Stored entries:
↓
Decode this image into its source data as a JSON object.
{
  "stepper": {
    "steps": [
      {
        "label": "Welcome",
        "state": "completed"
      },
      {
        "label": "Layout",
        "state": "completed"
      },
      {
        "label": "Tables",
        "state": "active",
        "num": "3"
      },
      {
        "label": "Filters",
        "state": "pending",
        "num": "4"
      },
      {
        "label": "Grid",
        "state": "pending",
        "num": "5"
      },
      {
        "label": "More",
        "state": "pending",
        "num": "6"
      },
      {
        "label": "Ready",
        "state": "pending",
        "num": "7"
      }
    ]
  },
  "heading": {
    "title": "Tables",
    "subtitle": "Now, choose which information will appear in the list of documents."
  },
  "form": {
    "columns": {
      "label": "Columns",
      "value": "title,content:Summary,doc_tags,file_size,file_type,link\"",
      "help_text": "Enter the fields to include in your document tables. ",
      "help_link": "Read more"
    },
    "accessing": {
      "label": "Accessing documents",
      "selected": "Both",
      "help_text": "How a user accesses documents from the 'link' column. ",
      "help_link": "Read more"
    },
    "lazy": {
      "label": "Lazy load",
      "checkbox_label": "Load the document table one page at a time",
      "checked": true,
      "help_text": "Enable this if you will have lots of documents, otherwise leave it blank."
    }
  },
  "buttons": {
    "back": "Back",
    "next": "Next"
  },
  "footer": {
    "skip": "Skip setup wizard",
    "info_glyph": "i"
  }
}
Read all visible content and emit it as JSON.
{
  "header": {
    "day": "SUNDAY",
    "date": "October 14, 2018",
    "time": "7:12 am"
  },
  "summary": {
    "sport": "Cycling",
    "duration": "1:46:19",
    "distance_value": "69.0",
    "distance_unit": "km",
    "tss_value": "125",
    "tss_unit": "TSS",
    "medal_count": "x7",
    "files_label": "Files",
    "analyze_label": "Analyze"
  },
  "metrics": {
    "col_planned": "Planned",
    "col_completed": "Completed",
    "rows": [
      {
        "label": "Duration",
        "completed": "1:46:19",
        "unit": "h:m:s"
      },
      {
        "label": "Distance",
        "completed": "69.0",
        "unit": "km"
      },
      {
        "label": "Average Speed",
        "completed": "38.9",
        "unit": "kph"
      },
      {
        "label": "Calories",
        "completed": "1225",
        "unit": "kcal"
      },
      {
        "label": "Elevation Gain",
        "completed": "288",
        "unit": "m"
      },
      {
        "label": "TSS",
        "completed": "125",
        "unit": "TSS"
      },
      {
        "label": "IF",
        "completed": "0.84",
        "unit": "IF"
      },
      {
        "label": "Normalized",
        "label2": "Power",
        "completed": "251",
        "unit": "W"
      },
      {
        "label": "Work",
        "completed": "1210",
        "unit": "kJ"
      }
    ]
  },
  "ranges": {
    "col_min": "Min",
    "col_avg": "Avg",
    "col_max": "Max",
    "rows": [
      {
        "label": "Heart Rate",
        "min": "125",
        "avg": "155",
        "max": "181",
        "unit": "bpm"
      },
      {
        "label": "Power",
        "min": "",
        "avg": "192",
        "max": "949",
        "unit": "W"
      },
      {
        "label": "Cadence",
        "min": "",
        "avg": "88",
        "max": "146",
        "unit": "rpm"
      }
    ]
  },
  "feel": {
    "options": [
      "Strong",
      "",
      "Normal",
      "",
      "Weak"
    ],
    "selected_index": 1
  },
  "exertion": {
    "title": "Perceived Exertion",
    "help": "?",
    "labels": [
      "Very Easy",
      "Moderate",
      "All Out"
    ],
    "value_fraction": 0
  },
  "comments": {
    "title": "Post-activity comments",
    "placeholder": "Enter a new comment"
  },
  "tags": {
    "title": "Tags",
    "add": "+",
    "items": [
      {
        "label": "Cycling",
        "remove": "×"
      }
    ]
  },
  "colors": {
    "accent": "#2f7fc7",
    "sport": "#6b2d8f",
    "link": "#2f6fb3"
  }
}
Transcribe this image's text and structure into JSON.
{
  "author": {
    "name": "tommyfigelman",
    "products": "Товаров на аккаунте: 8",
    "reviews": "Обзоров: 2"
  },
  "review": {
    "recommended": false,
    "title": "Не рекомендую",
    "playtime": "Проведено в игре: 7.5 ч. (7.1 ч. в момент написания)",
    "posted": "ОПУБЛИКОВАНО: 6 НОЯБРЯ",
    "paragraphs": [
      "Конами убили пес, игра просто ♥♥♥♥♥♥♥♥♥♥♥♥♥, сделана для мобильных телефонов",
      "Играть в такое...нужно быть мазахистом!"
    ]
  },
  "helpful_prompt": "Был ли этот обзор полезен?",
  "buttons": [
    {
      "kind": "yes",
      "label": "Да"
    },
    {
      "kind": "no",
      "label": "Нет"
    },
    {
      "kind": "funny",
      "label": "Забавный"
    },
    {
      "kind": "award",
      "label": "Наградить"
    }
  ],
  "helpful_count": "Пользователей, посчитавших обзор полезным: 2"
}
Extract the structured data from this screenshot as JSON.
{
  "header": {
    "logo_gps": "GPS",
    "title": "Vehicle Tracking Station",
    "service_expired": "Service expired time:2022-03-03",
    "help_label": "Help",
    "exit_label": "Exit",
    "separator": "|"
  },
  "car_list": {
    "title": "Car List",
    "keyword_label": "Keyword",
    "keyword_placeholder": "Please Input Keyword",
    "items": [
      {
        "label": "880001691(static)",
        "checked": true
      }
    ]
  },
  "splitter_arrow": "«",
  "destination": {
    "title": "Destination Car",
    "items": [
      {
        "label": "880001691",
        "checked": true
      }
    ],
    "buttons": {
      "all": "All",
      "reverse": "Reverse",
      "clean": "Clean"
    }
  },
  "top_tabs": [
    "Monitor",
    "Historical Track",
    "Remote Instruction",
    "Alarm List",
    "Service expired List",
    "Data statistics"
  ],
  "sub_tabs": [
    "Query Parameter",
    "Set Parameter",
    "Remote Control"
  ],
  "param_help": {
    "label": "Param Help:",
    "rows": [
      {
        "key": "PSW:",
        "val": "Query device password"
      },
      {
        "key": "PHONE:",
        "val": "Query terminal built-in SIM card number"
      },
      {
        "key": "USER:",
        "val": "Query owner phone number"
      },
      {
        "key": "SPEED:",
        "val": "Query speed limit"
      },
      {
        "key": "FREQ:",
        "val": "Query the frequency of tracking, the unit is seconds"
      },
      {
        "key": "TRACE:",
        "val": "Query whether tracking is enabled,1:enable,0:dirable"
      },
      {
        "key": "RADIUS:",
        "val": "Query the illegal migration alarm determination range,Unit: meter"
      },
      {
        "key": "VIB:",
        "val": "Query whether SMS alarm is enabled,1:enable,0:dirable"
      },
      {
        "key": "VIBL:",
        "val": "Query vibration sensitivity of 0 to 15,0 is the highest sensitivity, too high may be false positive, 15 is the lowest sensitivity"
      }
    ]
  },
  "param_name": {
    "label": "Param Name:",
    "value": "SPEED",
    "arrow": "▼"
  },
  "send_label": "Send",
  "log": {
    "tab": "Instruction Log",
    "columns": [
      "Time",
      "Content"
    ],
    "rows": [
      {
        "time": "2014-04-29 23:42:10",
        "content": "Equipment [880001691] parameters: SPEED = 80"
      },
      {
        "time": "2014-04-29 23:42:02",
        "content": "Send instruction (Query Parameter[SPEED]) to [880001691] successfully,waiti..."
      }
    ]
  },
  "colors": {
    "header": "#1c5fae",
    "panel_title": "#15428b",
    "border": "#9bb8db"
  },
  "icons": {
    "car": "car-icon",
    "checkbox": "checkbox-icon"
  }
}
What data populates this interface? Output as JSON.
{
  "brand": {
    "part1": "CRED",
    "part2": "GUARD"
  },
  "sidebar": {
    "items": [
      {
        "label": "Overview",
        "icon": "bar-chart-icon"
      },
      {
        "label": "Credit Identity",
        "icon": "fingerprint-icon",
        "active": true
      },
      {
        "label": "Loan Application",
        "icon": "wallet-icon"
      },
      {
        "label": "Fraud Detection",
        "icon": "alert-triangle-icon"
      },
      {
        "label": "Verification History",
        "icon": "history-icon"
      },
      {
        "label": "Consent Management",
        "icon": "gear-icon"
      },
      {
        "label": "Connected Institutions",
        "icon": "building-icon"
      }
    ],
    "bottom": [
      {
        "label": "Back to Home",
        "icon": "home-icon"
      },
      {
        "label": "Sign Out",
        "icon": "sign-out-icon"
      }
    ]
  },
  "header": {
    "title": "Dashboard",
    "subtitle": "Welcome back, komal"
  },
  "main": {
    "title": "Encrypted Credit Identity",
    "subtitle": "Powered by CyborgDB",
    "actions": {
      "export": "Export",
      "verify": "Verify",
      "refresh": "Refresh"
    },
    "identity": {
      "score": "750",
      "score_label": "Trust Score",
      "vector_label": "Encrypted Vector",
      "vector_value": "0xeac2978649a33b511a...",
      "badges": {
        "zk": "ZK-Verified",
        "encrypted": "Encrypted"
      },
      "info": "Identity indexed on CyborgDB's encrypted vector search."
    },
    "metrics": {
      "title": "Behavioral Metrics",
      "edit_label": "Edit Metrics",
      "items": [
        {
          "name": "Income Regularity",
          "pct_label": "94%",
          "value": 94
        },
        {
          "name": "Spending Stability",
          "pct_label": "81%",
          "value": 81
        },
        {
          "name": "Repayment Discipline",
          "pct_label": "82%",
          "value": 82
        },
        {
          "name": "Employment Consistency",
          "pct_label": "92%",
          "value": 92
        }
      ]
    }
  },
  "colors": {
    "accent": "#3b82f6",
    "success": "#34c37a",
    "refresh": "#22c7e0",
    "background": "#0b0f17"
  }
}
↑
AIM OF THE TASK
Find all the lines containing "Welcome" in the material, then copy them.

ANSWER TO THIS EXERCISE
        "label": "Welcome",
    "subtitle": "Welcome back, komal"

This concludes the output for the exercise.